*What is asked*. Show every line of the records that contains the string "body", copying each line whole. Match case exactly.

*Data section*.
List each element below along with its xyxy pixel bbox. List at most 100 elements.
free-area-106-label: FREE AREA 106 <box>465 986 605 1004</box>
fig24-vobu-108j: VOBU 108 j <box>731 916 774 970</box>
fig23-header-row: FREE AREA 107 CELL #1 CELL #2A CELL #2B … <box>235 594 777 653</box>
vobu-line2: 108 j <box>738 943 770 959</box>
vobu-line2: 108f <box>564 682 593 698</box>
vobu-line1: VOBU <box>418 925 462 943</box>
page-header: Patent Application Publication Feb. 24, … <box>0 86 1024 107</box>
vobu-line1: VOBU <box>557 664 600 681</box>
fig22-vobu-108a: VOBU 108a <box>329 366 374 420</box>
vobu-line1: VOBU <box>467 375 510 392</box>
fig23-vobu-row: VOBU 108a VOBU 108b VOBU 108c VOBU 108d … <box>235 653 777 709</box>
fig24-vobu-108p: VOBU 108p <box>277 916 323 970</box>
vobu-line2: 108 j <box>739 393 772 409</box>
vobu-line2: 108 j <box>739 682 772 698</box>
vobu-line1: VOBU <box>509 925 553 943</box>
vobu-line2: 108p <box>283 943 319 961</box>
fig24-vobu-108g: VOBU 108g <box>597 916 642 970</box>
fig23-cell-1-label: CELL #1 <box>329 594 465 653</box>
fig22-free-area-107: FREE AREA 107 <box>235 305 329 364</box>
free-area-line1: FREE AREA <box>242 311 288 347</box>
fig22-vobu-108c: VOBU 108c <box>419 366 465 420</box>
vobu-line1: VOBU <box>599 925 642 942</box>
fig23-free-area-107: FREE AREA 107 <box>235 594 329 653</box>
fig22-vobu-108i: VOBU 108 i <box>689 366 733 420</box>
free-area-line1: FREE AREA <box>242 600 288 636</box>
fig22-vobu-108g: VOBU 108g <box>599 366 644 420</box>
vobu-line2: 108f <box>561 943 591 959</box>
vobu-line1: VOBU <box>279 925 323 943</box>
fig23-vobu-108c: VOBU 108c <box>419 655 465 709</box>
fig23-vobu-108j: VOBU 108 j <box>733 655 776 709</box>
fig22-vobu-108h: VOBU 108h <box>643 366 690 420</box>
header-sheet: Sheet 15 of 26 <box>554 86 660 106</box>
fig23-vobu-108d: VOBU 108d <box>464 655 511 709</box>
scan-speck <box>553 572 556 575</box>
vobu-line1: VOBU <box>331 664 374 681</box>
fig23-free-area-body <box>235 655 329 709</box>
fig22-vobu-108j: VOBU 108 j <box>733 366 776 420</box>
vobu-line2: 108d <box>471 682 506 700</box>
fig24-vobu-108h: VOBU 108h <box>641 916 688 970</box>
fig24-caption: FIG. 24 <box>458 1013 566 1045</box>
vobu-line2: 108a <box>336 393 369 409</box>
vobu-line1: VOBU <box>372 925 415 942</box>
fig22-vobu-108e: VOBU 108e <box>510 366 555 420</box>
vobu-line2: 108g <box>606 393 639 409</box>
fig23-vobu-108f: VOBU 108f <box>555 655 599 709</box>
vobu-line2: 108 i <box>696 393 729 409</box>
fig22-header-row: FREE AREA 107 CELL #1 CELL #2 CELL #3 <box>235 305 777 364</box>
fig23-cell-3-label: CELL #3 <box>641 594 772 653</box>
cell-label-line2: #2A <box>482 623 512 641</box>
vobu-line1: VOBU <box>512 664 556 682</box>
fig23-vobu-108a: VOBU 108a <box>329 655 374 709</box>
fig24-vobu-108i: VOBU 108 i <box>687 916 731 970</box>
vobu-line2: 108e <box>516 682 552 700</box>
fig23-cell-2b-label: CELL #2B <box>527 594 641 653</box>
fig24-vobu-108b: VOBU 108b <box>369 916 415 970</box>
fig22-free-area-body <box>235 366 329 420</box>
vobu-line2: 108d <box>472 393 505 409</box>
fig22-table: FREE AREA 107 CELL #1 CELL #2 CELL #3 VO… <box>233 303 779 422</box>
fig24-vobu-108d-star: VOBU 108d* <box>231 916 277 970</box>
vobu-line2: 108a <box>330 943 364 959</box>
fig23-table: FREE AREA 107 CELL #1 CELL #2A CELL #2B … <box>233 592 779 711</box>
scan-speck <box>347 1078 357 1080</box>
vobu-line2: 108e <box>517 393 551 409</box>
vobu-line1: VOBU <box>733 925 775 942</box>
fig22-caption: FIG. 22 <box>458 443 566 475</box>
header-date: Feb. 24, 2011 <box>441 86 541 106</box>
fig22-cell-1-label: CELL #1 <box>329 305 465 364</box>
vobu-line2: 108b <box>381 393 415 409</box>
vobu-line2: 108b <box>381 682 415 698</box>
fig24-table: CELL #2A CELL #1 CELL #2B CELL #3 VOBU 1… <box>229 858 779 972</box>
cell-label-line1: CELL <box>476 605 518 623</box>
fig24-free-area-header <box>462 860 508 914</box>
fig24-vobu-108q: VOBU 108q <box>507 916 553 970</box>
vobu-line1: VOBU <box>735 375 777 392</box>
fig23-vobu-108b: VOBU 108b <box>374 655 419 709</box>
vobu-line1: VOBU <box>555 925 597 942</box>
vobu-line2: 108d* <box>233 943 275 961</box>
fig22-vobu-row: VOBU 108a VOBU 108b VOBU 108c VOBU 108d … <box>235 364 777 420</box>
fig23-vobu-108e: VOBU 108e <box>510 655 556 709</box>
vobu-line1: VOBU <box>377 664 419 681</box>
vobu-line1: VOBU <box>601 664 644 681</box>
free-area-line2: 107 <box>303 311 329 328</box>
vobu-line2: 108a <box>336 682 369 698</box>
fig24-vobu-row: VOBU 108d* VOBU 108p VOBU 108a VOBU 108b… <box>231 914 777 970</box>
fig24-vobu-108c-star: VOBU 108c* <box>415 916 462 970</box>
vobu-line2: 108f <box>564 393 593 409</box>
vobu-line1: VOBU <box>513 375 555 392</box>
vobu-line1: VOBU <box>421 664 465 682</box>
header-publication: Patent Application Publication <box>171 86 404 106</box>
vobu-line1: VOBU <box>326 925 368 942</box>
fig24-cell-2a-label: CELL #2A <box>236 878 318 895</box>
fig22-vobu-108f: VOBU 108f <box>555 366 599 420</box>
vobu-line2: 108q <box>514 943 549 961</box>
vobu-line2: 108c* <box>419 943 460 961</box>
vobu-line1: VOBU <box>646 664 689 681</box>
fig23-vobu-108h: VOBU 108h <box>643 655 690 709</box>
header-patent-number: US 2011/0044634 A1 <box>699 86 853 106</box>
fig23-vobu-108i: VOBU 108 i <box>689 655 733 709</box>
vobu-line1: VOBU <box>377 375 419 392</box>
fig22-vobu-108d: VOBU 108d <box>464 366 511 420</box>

*The response*.
fig23-free-area-body <box>235 655 329 709</box>
fig22-free-area-body <box>235 366 329 420</box>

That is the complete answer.